Problem requirements:
Determine how many lines of the entries contain "true". Reply with that number alone.

## begin

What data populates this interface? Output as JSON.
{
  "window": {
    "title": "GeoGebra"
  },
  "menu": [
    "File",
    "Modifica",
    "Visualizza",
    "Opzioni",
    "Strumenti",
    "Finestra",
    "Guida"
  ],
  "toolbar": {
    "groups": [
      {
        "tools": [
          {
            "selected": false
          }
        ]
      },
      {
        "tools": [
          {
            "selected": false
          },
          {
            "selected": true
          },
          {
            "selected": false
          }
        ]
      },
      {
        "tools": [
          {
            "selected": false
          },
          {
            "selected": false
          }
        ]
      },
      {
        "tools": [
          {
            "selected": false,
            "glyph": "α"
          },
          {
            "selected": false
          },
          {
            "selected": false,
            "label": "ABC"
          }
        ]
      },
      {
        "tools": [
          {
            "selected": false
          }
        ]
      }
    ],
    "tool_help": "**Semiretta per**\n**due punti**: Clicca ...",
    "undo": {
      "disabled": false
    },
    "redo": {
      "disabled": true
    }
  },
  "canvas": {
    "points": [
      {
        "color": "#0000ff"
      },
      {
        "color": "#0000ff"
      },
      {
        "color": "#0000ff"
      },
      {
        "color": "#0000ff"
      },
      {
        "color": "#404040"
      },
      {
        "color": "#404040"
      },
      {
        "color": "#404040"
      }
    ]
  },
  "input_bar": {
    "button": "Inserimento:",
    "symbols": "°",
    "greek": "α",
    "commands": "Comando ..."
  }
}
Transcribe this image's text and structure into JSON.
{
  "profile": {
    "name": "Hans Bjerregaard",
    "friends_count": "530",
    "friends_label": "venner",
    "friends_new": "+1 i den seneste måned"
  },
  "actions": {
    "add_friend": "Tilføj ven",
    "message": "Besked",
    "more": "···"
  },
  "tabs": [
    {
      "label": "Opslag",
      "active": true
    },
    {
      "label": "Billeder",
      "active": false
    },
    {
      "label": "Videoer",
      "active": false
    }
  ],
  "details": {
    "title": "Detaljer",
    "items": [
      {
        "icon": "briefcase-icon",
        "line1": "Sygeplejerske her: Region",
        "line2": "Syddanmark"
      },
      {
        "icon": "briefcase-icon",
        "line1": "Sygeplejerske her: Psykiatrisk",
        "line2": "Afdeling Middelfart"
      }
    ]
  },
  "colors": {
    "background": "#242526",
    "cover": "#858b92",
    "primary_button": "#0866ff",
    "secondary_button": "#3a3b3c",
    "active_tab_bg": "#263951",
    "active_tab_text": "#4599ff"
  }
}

## end

Result for this exercise:
3